## Prompt
Copy each line of the records that holds the string "document".

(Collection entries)
========================

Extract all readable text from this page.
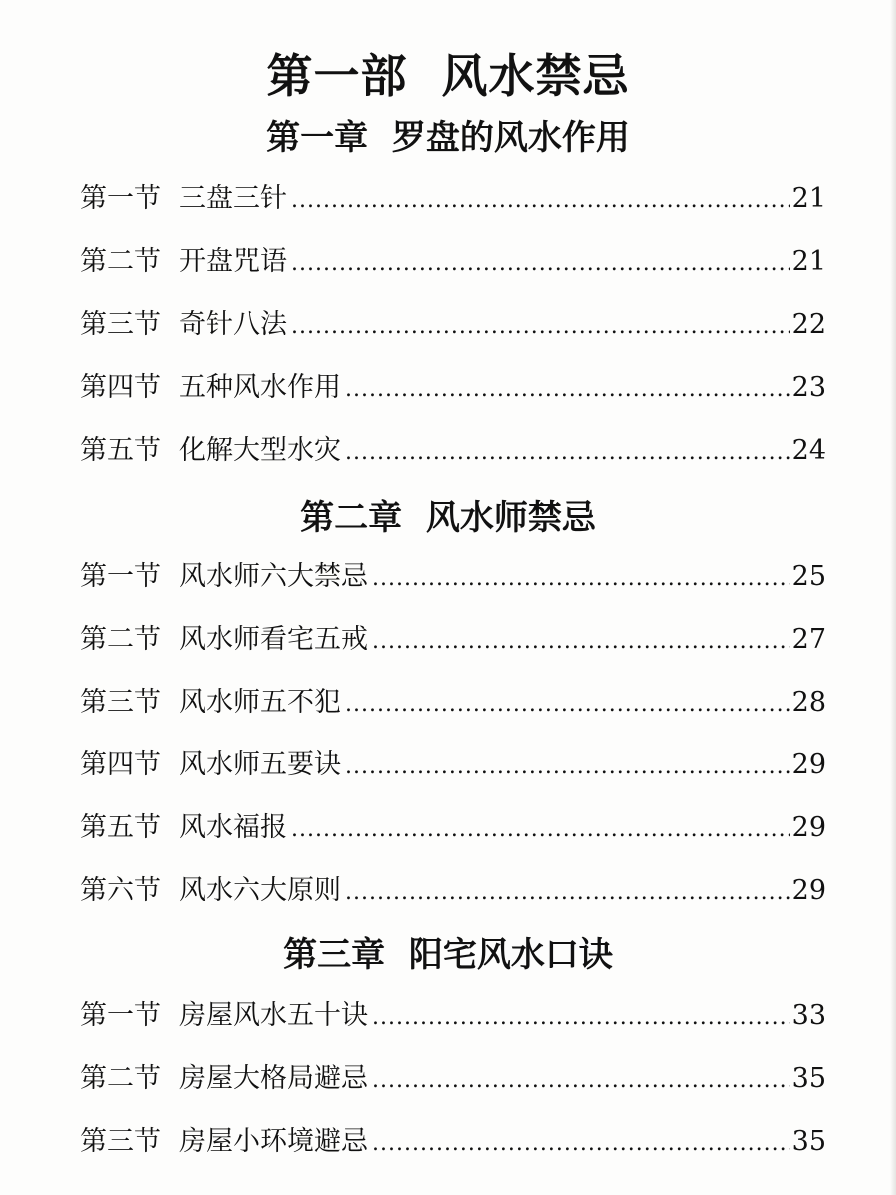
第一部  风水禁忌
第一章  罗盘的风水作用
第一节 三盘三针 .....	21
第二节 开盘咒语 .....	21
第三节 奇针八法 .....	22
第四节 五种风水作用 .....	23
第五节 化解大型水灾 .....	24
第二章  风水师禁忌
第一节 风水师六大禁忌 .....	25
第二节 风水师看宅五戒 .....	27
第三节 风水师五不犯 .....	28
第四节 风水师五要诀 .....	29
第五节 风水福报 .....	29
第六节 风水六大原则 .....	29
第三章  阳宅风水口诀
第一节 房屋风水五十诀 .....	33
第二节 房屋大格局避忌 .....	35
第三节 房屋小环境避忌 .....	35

========================

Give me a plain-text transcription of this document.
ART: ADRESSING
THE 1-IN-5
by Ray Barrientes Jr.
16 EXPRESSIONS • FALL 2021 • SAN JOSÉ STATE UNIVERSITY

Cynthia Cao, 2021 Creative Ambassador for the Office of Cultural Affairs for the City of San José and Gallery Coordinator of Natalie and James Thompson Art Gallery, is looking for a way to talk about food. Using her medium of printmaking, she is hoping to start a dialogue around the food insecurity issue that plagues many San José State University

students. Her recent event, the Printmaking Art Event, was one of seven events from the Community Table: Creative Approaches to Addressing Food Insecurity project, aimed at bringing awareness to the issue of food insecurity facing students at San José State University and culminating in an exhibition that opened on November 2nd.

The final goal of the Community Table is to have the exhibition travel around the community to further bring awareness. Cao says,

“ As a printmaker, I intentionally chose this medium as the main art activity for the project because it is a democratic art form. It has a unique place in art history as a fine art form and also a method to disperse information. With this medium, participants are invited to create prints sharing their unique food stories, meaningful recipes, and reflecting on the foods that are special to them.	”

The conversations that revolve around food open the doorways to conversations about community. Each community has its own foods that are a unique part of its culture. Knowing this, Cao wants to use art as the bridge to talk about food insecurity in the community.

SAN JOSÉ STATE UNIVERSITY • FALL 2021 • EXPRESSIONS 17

========================

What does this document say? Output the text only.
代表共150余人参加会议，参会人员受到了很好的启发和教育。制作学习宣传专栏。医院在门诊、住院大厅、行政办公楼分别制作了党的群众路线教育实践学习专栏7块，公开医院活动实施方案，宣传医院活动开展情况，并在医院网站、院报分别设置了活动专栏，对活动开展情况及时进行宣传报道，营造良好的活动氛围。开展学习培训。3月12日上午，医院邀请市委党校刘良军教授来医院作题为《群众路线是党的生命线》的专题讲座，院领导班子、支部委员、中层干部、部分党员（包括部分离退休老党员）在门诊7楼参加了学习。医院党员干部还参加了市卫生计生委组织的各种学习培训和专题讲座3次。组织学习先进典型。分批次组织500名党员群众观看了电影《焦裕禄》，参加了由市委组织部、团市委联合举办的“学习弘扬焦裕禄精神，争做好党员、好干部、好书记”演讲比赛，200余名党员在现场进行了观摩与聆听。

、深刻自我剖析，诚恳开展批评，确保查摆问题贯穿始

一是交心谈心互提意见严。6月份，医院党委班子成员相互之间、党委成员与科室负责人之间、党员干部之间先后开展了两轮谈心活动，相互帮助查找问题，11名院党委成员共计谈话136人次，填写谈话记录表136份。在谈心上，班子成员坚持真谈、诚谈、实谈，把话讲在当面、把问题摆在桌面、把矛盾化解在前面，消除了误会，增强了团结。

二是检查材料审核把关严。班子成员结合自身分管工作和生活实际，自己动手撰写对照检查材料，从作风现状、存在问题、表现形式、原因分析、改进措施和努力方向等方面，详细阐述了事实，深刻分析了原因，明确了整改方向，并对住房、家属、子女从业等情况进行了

========================

## Completed task
Give me a plain-text transcription of this document.
What does this document say? Output the text only.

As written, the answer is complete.